## Work required
Reproduce the rows below without any changes, from the first one through the line containing "y-tick-label: 1000 <box>43 468 59 477</box>".

## Input data
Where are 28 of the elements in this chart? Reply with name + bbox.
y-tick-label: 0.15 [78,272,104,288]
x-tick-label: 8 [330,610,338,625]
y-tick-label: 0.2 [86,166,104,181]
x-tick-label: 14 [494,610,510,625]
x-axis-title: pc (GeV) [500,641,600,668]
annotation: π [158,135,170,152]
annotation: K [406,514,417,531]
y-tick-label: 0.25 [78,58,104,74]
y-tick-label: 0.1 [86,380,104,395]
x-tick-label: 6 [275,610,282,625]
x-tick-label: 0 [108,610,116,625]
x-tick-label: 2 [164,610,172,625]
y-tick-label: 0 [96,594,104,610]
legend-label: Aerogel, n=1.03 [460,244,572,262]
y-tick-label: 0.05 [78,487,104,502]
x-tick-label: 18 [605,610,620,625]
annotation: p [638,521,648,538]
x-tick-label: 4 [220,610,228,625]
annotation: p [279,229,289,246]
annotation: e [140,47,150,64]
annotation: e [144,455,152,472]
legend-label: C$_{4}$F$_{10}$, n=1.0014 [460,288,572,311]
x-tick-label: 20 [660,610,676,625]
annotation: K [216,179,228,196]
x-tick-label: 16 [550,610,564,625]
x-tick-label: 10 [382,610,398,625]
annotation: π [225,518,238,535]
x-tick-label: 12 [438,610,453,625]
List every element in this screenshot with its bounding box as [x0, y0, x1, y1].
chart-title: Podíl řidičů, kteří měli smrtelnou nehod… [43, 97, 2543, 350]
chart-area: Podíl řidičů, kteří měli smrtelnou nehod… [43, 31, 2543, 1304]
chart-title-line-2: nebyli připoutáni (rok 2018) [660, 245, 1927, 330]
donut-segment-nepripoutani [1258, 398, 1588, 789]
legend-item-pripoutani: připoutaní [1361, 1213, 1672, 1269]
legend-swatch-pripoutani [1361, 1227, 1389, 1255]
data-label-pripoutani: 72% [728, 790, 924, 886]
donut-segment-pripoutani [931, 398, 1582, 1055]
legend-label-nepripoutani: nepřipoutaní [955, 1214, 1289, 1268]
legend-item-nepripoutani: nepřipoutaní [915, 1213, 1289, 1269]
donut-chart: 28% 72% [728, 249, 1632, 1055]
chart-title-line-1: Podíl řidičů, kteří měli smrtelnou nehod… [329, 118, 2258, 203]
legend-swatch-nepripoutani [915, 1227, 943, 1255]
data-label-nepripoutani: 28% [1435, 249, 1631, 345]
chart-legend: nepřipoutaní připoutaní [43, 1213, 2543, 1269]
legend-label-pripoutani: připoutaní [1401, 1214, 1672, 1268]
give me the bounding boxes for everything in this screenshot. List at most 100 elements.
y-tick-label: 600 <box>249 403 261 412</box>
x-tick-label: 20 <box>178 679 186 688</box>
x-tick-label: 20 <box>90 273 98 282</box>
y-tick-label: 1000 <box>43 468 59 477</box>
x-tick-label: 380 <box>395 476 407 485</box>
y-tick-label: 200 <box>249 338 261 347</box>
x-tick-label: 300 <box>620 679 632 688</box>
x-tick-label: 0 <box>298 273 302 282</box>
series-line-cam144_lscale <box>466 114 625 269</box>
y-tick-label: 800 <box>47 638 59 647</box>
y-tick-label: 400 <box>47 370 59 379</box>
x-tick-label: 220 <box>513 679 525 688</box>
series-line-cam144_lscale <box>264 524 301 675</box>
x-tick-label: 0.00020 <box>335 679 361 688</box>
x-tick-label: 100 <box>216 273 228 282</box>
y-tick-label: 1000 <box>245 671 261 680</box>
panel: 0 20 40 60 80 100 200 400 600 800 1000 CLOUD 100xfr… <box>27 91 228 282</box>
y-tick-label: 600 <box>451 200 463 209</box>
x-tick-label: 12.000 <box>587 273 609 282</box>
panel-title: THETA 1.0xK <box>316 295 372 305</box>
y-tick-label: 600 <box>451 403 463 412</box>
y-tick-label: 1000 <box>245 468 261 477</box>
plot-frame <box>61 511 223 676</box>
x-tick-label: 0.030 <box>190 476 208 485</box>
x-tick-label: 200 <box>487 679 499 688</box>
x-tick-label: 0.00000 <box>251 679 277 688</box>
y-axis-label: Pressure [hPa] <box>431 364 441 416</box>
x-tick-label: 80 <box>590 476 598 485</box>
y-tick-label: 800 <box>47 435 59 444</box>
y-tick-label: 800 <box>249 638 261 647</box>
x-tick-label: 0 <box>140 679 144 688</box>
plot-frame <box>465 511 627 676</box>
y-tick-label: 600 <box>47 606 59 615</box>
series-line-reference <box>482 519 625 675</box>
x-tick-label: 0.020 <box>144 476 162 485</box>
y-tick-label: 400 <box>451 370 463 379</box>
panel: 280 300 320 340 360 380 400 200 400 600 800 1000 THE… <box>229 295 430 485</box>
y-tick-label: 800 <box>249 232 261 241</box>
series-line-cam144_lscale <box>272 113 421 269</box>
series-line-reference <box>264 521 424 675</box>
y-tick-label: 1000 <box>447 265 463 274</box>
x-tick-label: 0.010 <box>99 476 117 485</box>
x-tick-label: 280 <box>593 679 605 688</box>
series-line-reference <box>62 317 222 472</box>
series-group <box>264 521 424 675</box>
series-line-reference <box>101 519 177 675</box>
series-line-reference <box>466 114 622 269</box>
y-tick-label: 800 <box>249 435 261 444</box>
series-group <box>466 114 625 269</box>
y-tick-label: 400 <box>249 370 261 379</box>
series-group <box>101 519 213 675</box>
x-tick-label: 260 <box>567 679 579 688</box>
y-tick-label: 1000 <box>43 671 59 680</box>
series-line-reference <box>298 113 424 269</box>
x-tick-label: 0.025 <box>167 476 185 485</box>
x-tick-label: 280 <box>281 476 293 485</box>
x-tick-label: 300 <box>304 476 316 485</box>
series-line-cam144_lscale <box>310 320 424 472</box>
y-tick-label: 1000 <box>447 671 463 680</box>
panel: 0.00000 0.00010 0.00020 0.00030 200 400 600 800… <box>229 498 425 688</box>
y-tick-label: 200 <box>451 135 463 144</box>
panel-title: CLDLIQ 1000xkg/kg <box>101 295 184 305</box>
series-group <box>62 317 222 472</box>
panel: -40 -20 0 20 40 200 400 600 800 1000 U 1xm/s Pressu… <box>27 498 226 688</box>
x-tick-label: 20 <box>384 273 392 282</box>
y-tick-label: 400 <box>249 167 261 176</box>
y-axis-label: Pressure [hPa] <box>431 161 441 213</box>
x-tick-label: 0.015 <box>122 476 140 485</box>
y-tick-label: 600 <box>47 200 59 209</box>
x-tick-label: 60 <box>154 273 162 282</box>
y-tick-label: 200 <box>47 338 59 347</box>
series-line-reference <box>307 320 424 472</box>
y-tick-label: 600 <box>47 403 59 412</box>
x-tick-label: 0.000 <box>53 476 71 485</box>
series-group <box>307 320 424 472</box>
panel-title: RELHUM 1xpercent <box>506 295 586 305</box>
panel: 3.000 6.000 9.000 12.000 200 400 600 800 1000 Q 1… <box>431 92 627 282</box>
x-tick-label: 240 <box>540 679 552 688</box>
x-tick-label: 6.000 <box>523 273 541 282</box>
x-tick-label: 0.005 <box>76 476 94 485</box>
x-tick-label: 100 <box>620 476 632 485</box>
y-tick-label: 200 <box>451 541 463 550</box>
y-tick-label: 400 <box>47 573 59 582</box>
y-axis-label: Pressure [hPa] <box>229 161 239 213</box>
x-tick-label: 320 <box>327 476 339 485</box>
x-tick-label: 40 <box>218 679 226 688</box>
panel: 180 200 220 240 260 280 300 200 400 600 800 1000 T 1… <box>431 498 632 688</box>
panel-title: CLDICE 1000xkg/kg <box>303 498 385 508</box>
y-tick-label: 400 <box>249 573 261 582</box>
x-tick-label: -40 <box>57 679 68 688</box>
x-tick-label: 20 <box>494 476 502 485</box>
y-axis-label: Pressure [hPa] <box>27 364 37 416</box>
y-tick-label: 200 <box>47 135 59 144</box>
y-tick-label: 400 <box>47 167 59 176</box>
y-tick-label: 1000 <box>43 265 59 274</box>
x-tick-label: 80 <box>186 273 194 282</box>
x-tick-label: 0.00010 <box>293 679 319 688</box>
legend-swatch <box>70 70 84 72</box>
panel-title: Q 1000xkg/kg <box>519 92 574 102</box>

## Full answer
Where are 28 of the elements in this chart? Reply with name + bbox.
y-tick-label: 0.15 [78,272,104,288]
x-tick-label: 8 [330,610,338,625]
y-tick-label: 0.2 [86,166,104,181]
x-tick-label: 14 [494,610,510,625]
x-axis-title: pc (GeV) [500,641,600,668]
annotation: π [158,135,170,152]
annotation: K [406,514,417,531]
y-tick-label: 0.25 [78,58,104,74]
y-tick-label: 0.1 [86,380,104,395]
x-tick-label: 6 [275,610,282,625]
x-tick-label: 0 [108,610,116,625]
x-tick-label: 2 [164,610,172,625]
y-tick-label: 0 [96,594,104,610]
legend-label: Aerogel, n=1.03 [460,244,572,262]
y-tick-label: 0.05 [78,487,104,502]
x-tick-label: 18 [605,610,620,625]
annotation: p [638,521,648,538]
x-tick-label: 4 [220,610,228,625]
annotation: p [279,229,289,246]
annotation: e [140,47,150,64]
annotation: e [144,455,152,472]
legend-label: C$_{4}$F$_{10}$, n=1.0014 [460,288,572,311]
x-tick-label: 20 [660,610,676,625]
annotation: K [216,179,228,196]
x-tick-label: 16 [550,610,564,625]
x-tick-label: 10 [382,610,398,625]
annotation: π [225,518,238,535]
x-tick-label: 12 [438,610,453,625]
List every element in this screenshot with its bounding box as [x0, y0, x1, y1].
chart-title: Podíl řidičů, kteří měli smrtelnou nehod… [43, 97, 2543, 350]
chart-area: Podíl řidičů, kteří měli smrtelnou nehod… [43, 31, 2543, 1304]
chart-title-line-2: nebyli připoutáni (rok 2018) [660, 245, 1927, 330]
donut-segment-nepripoutani [1258, 398, 1588, 789]
legend-item-pripoutani: připoutaní [1361, 1213, 1672, 1269]
legend-swatch-pripoutani [1361, 1227, 1389, 1255]
data-label-pripoutani: 72% [728, 790, 924, 886]
donut-segment-pripoutani [931, 398, 1582, 1055]
legend-label-nepripoutani: nepřipoutaní [955, 1214, 1289, 1268]
legend-item-nepripoutani: nepřipoutaní [915, 1213, 1289, 1269]
donut-chart: 28% 72% [728, 249, 1632, 1055]
chart-title-line-1: Podíl řidičů, kteří měli smrtelnou nehod… [329, 118, 2258, 203]
legend-swatch-nepripoutani [915, 1227, 943, 1255]
data-label-nepripoutani: 28% [1435, 249, 1631, 345]
chart-legend: nepřipoutaní připoutaní [43, 1213, 2543, 1269]
legend-label-pripoutani: připoutaní [1401, 1214, 1672, 1268]
give me the bounding boxes for everything in this screenshot. List at most 100 elements.
y-tick-label: 600 <box>249 403 261 412</box>
x-tick-label: 20 <box>178 679 186 688</box>
x-tick-label: 20 <box>90 273 98 282</box>
y-tick-label: 1000 <box>43 468 59 477</box>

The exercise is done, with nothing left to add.